## [Records provided]
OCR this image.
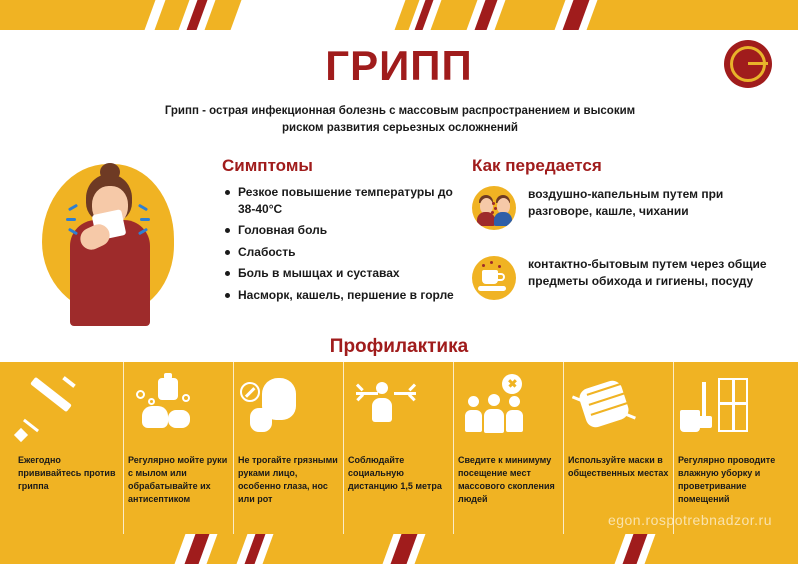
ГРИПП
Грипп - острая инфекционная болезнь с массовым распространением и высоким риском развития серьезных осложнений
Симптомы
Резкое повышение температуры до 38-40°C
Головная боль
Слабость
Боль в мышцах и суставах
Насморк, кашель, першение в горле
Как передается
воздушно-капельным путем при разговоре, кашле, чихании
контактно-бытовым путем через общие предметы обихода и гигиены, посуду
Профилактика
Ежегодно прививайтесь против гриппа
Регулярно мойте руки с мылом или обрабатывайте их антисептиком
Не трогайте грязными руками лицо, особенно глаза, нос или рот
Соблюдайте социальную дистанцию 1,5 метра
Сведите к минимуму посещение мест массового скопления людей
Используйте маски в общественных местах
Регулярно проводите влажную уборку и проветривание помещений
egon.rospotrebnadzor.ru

## [Aim of the task]
Gather each line of the listing that holds the string "путем".

## [Solution]
воздушно-капельным путем при разговоре, кашле, чихании
контактно-бытовым путем через общие предметы обихода и гигиены, посуду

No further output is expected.